### What the task asks
The data below needs to be returned exactly, line for line.

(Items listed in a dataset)
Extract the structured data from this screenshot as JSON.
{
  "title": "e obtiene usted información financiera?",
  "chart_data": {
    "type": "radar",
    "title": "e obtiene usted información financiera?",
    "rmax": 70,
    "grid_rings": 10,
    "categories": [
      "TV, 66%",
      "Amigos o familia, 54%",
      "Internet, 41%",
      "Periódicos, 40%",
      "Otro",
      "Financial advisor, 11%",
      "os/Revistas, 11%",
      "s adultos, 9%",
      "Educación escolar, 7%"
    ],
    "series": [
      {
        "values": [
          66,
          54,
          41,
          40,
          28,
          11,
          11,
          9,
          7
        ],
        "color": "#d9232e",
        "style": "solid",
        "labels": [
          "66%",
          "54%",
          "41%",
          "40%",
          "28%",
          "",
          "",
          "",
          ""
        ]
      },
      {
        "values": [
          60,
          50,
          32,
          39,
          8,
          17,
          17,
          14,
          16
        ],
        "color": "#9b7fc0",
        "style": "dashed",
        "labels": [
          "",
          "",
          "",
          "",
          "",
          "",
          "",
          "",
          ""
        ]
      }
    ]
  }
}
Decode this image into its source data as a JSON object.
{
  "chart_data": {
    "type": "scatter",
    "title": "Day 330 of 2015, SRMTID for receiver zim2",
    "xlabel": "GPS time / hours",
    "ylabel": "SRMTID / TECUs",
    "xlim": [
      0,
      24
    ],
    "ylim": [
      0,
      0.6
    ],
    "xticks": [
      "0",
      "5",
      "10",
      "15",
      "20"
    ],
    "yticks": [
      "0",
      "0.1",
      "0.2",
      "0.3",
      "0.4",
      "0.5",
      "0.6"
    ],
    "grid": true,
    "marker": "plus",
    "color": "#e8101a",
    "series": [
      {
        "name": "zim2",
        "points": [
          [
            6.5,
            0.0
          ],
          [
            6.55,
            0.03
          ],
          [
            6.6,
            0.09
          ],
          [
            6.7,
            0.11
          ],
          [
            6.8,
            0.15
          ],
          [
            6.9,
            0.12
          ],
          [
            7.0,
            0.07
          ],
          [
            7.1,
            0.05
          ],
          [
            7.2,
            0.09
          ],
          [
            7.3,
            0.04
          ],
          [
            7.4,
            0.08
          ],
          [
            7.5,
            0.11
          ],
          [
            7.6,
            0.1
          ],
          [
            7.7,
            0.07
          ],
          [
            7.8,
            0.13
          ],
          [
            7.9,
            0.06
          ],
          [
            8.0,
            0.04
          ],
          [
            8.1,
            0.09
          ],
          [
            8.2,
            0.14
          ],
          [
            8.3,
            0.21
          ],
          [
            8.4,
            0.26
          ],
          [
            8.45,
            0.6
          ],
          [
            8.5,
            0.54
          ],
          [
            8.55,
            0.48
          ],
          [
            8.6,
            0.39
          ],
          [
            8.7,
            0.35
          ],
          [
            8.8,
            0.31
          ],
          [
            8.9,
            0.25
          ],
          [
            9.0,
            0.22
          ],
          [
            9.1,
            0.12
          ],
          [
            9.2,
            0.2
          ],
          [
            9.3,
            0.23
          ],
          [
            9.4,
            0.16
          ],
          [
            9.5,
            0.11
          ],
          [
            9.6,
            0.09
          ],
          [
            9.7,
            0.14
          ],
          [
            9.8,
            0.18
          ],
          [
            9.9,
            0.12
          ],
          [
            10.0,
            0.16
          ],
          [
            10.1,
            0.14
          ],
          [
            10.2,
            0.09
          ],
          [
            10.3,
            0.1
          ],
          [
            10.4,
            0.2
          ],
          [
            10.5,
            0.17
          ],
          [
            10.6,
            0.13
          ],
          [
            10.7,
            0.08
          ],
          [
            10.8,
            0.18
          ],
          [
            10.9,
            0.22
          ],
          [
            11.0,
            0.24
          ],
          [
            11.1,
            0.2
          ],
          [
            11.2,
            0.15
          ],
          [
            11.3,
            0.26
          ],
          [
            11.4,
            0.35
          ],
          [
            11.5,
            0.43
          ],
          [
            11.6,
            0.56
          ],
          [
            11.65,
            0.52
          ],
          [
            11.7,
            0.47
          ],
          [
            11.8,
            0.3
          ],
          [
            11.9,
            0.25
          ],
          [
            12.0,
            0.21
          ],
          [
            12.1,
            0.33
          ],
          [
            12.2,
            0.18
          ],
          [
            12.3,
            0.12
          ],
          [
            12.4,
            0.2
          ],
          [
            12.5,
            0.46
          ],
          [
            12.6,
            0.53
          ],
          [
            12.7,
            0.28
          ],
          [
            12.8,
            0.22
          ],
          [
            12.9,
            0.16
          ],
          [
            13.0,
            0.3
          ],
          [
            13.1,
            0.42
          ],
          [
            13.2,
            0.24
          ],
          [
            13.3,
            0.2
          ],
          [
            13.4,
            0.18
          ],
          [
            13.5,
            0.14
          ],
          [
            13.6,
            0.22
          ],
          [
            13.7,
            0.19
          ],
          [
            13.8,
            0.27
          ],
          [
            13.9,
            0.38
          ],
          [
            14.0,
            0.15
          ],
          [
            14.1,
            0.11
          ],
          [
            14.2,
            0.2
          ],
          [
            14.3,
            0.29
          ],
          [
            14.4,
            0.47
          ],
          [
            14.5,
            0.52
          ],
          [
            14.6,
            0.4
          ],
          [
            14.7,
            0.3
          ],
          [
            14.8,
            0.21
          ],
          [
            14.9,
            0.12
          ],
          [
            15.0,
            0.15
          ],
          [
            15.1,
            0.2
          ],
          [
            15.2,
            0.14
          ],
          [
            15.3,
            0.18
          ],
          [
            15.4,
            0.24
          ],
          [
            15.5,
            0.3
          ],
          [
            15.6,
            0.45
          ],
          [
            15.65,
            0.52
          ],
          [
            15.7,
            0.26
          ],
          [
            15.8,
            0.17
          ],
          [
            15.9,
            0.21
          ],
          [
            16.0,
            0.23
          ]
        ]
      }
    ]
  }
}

### Result for this exercise
Extract the structured data from this screenshot as JSON.
{
  "title": "e obtiene usted información financiera?",
  "chart_data": {
    "type": "radar",
    "title": "e obtiene usted información financiera?",
    "rmax": 70,
    "grid_rings": 10,
    "categories": [
      "TV, 66%",
      "Amigos o familia, 54%",
      "Internet, 41%",
      "Periódicos, 40%",
      "Otro",
      "Financial advisor, 11%",
      "os/Revistas, 11%",
      "s adultos, 9%",
      "Educación escolar, 7%"
    ],
    "series": [
      {
        "values": [
          66,
          54,
          41,
          40,
          28,
          11,
          11,
          9,
          7
        ],
        "color": "#d9232e",
        "style": "solid",
        "labels": [
          "66%",
          "54%",
          "41%",
          "40%",
          "28%",
          "",
          "",
          "",
          ""
        ]
      },
      {
        "values": [
          60,
          50,
          32,
          39,
          8,
          17,
          17,
          14,
          16
        ],
        "color": "#9b7fc0",
        "style": "dashed",
        "labels": [
          "",
          "",
          "",
          "",
          "",
          "",
          "",
          "",
          ""
        ]
      }
    ]
  }
}
Decode this image into its source data as a JSON object.
{
  "chart_data": {
    "type": "scatter",
    "title": "Day 330 of 2015, SRMTID for receiver zim2",
    "xlabel": "GPS time / hours",
    "ylabel": "SRMTID / TECUs",
    "xlim": [
      0,
      24
    ],
    "ylim": [
      0,
      0.6
    ],
    "xticks": [
      "0",
      "5",
      "10",
      "15",
      "20"
    ],
    "yticks": [
      "0",
      "0.1",
      "0.2",
      "0.3",
      "0.4",
      "0.5",
      "0.6"
    ],
    "grid": true,
    "marker": "plus",
    "color": "#e8101a",
    "series": [
      {
        "name": "zim2",
        "points": [
          [
            6.5,
            0.0
          ],
          [
            6.55,
            0.03
          ],
          [
            6.6,
            0.09
          ],
          [
            6.7,
            0.11
          ],
          [
            6.8,
            0.15
          ],
          [
            6.9,
            0.12
          ],
          [
            7.0,
            0.07
          ],
          [
            7.1,
            0.05
          ],
          [
            7.2,
            0.09
          ],
          [
            7.3,
            0.04
          ],
          [
            7.4,
            0.08
          ],
          [
            7.5,
            0.11
          ],
          [
            7.6,
            0.1
          ],
          [
            7.7,
            0.07
          ],
          [
            7.8,
            0.13
          ],
          [
            7.9,
            0.06
          ],
          [
            8.0,
            0.04
          ],
          [
            8.1,
            0.09
          ],
          [
            8.2,
            0.14
          ],
          [
            8.3,
            0.21
          ],
          [
            8.4,
            0.26
          ],
          [
            8.45,
            0.6
          ],
          [
            8.5,
            0.54
          ],
          [
            8.55,
            0.48
          ],
          [
            8.6,
            0.39
          ],
          [
            8.7,
            0.35
          ],
          [
            8.8,
            0.31
          ],
          [
            8.9,
            0.25
          ],
          [
            9.0,
            0.22
          ],
          [
            9.1,
            0.12
          ],
          [
            9.2,
            0.2
          ],
          [
            9.3,
            0.23
          ],
          [
            9.4,
            0.16
          ],
          [
            9.5,
            0.11
          ],
          [
            9.6,
            0.09
          ],
          [
            9.7,
            0.14
          ],
          [
            9.8,
            0.18
          ],
          [
            9.9,
            0.12
          ],
          [
            10.0,
            0.16
          ],
          [
            10.1,
            0.14
          ],
          [
            10.2,
            0.09
          ],
          [
            10.3,
            0.1
          ],
          [
            10.4,
            0.2
          ],
          [
            10.5,
            0.17
          ],
          [
            10.6,
            0.13
          ],
          [
            10.7,
            0.08
          ],
          [
            10.8,
            0.18
          ],
          [
            10.9,
            0.22
          ],
          [
            11.0,
            0.24
          ],
          [
            11.1,
            0.2
          ],
          [
            11.2,
            0.15
          ],
          [
            11.3,
            0.26
          ],
          [
            11.4,
            0.35
          ],
          [
            11.5,
            0.43
          ],
          [
            11.6,
            0.56
          ],
          [
            11.65,
            0.52
          ],
          [
            11.7,
            0.47
          ],
          [
            11.8,
            0.3
          ],
          [
            11.9,
            0.25
          ],
          [
            12.0,
            0.21
          ],
          [
            12.1,
            0.33
          ],
          [
            12.2,
            0.18
          ],
          [
            12.3,
            0.12
          ],
          [
            12.4,
            0.2
          ],
          [
            12.5,
            0.46
          ],
          [
            12.6,
            0.53
          ],
          [
            12.7,
            0.28
          ],
          [
            12.8,
            0.22
          ],
          [
            12.9,
            0.16
          ],
          [
            13.0,
            0.3
          ],
          [
            13.1,
            0.42
          ],
          [
            13.2,
            0.24
          ],
          [
            13.3,
            0.2
          ],
          [
            13.4,
            0.18
          ],
          [
            13.5,
            0.14
          ],
          [
            13.6,
            0.22
          ],
          [
            13.7,
            0.19
          ],
          [
            13.8,
            0.27
          ],
          [
            13.9,
            0.38
          ],
          [
            14.0,
            0.15
          ],
          [
            14.1,
            0.11
          ],
          [
            14.2,
            0.2
          ],
          [
            14.3,
            0.29
          ],
          [
            14.4,
            0.47
          ],
          [
            14.5,
            0.52
          ],
          [
            14.6,
            0.4
          ],
          [
            14.7,
            0.3
          ],
          [
            14.8,
            0.21
          ],
          [
            14.9,
            0.12
          ],
          [
            15.0,
            0.15
          ],
          [
            15.1,
            0.2
          ],
          [
            15.2,
            0.14
          ],
          [
            15.3,
            0.18
          ],
          [
            15.4,
            0.24
          ],
          [
            15.5,
            0.3
          ],
          [
            15.6,
            0.45
          ],
          [
            15.65,
            0.52
          ],
          [
            15.7,
            0.26
          ],
          [
            15.8,
            0.17
          ],
          [
            15.9,
            0.21
          ],
          [
            16.0,
            0.23
          ]
        ]
      }
    ]
  }
}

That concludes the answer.